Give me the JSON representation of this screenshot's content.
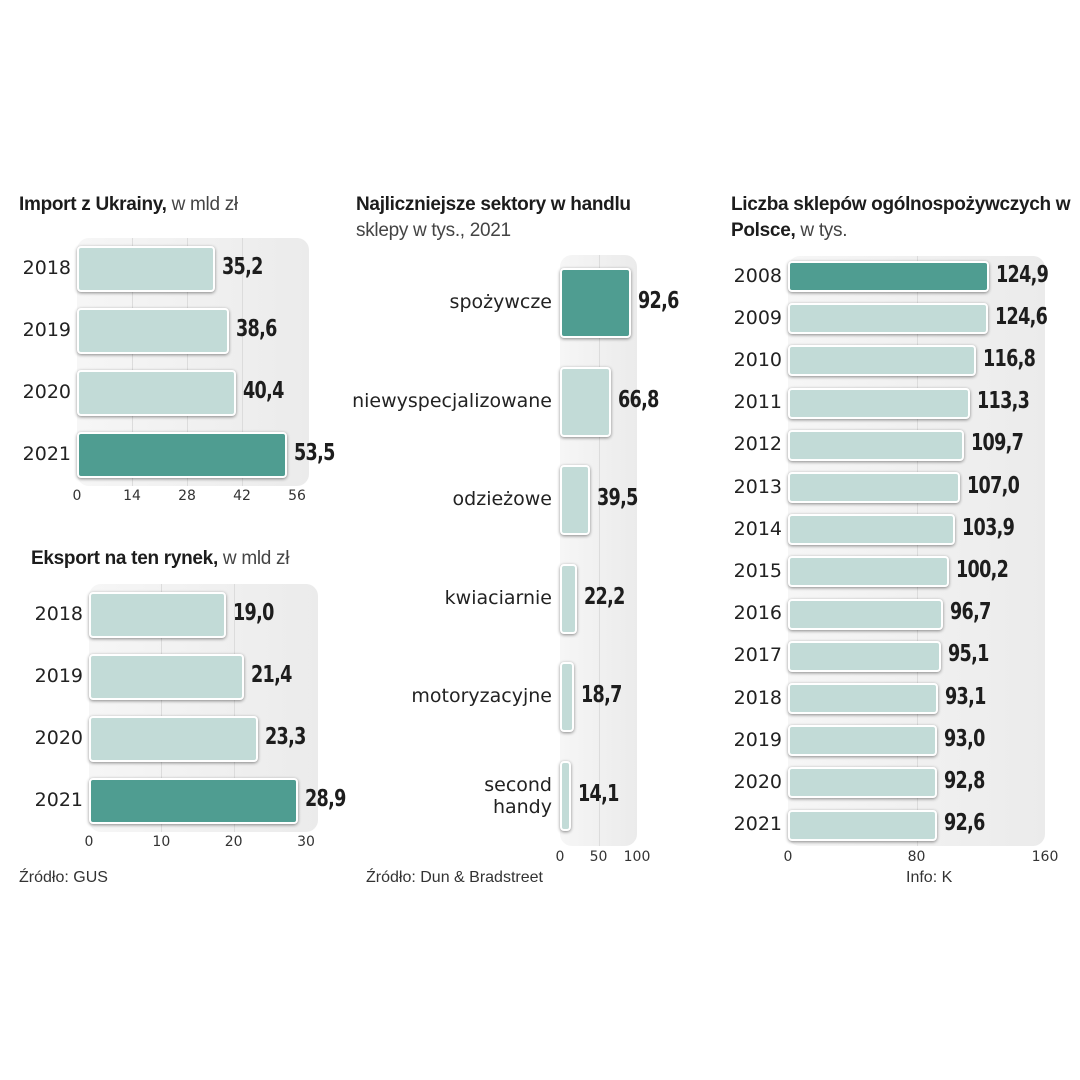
{
  "chart_data": [
    {
      "id": "import",
      "type": "bar",
      "orientation": "horizontal",
      "title": "Import z Ukrainy,",
      "subtitle": "w mld zł",
      "categories": [
        "2018",
        "2019",
        "2020",
        "2021"
      ],
      "values": [
        35.2,
        38.6,
        40.4,
        53.5
      ],
      "value_labels": [
        "35,2",
        "38,6",
        "40,4",
        "53,5"
      ],
      "highlight": [
        false,
        false,
        false,
        true
      ],
      "xlim": [
        0,
        56
      ],
      "ticks": [
        0,
        14,
        28,
        42,
        56
      ],
      "grid": true
    },
    {
      "id": "eksport",
      "type": "bar",
      "orientation": "horizontal",
      "title": "Eksport na ten rynek,",
      "subtitle": "w mld zł",
      "categories": [
        "2018",
        "2019",
        "2020",
        "2021"
      ],
      "values": [
        19.0,
        21.4,
        23.3,
        28.9
      ],
      "value_labels": [
        "19,0",
        "21,4",
        "23,3",
        "28,9"
      ],
      "highlight": [
        false,
        false,
        false,
        true
      ],
      "xlim": [
        0,
        30
      ],
      "ticks": [
        0,
        10,
        20,
        30
      ],
      "grid": true,
      "source": "Źródło: GUS"
    },
    {
      "id": "sektory",
      "type": "bar",
      "orientation": "horizontal",
      "title": "Najliczniejsze sektory w handlu",
      "subtitle": "sklepy w tys., 2021",
      "categories": [
        "spożywcze",
        "niewyspecjalizowane",
        "odzieżowe",
        "kwiaciarnie",
        "motoryzacyjne",
        "second handy"
      ],
      "values": [
        92.6,
        66.8,
        39.5,
        22.2,
        18.7,
        14.1
      ],
      "value_labels": [
        "92,6",
        "66,8",
        "39,5",
        "22,2",
        "18,7",
        "14,1"
      ],
      "highlight": [
        true,
        false,
        false,
        false,
        false,
        false
      ],
      "xlim": [
        0,
        100
      ],
      "ticks": [
        0,
        50,
        100
      ],
      "grid": true,
      "source": "Źródło: Dun & Bradstreet"
    },
    {
      "id": "sklepy",
      "type": "bar",
      "orientation": "horizontal",
      "title": "Liczba sklepów ogólnospożywczych w Polsce,",
      "subtitle": "w tys.",
      "categories": [
        "2008",
        "2009",
        "2010",
        "2011",
        "2012",
        "2013",
        "2014",
        "2015",
        "2016",
        "2017",
        "2018",
        "2019",
        "2020",
        "2021"
      ],
      "values": [
        124.9,
        124.6,
        116.8,
        113.3,
        109.7,
        107.0,
        103.9,
        100.2,
        96.7,
        95.1,
        93.1,
        93.0,
        92.8,
        92.6
      ],
      "value_labels": [
        "124,9",
        "124,6",
        "116,8",
        "113,3",
        "109,7",
        "107,0",
        "103,9",
        "100,2",
        "96,7",
        "95,1",
        "93,1",
        "93,0",
        "92,8",
        "92,6"
      ],
      "highlight": [
        true,
        false,
        false,
        false,
        false,
        false,
        false,
        false,
        false,
        false,
        false,
        false,
        false,
        false
      ],
      "xlim": [
        0,
        160
      ],
      "ticks": [
        0,
        80,
        160
      ],
      "grid": true,
      "source": "Info: K"
    }
  ],
  "colors": {
    "bar_light": "#c2dbd7",
    "bar_dark": "#4f9d91",
    "panel": "#efefef"
  }
}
================================
» PROBLEM TO SOLVE
Copy everything in the records above except the pictures, exactly as written.

» FULL ANSWER
Give me the JSON representation of this screenshot's content.
{
  "chart_data": [
    {
      "id": "import",
      "type": "bar",
      "orientation": "horizontal",
      "title": "Import z Ukrainy,",
      "subtitle": "w mld zł",
      "categories": [
        "2018",
        "2019",
        "2020",
        "2021"
      ],
      "values": [
        35.2,
        38.6,
        40.4,
        53.5
      ],
      "value_labels": [
        "35,2",
        "38,6",
        "40,4",
        "53,5"
      ],
      "highlight": [
        false,
        false,
        false,
        true
      ],
      "xlim": [
        0,
        56
      ],
      "ticks": [
        0,
        14,
        28,
        42,
        56
      ],
      "grid": true
    },
    {
      "id": "eksport",
      "type": "bar",
      "orientation": "horizontal",
      "title": "Eksport na ten rynek,",
      "subtitle": "w mld zł",
      "categories": [
        "2018",
        "2019",
        "2020",
        "2021"
      ],
      "values": [
        19.0,
        21.4,
        23.3,
        28.9
      ],
      "value_labels": [
        "19,0",
        "21,4",
        "23,3",
        "28,9"
      ],
      "highlight": [
        false,
        false,
        false,
        true
      ],
      "xlim": [
        0,
        30
      ],
      "ticks": [
        0,
        10,
        20,
        30
      ],
      "grid": true,
      "source": "Źródło: GUS"
    },
    {
      "id": "sektory",
      "type": "bar",
      "orientation": "horizontal",
      "title": "Najliczniejsze sektory w handlu",
      "subtitle": "sklepy w tys., 2021",
      "categories": [
        "spożywcze",
        "niewyspecjalizowane",
        "odzieżowe",
        "kwiaciarnie",
        "motoryzacyjne",
        "second handy"
      ],
      "values": [
        92.6,
        66.8,
        39.5,
        22.2,
        18.7,
        14.1
      ],
      "value_labels": [
        "92,6",
        "66,8",
        "39,5",
        "22,2",
        "18,7",
        "14,1"
      ],
      "highlight": [
        true,
        false,
        false,
        false,
        false,
        false
      ],
      "xlim": [
        0,
        100
      ],
      "ticks": [
        0,
        50,
        100
      ],
      "grid": true,
      "source": "Źródło: Dun & Bradstreet"
    },
    {
      "id": "sklepy",
      "type": "bar",
      "orientation": "horizontal",
      "title": "Liczba sklepów ogólnospożywczych w Polsce,",
      "subtitle": "w tys.",
      "categories": [
        "2008",
        "2009",
        "2010",
        "2011",
        "2012",
        "2013",
        "2014",
        "2015",
        "2016",
        "2017",
        "2018",
        "2019",
        "2020",
        "2021"
      ],
      "values": [
        124.9,
        124.6,
        116.8,
        113.3,
        109.7,
        107.0,
        103.9,
        100.2,
        96.7,
        95.1,
        93.1,
        93.0,
        92.8,
        92.6
      ],
      "value_labels": [
        "124,9",
        "124,6",
        "116,8",
        "113,3",
        "109,7",
        "107,0",
        "103,9",
        "100,2",
        "96,7",
        "95,1",
        "93,1",
        "93,0",
        "92,8",
        "92,6"
      ],
      "highlight": [
        true,
        false,
        false,
        false,
        false,
        false,
        false,
        false,
        false,
        false,
        false,
        false,
        false,
        false
      ],
      "xlim": [
        0,
        160
      ],
      "ticks": [
        0,
        80,
        160
      ],
      "grid": true,
      "source": "Info: K"
    }
  ],
  "colors": {
    "bar_light": "#c2dbd7",
    "bar_dark": "#4f9d91",
    "panel": "#efefef"
  }
}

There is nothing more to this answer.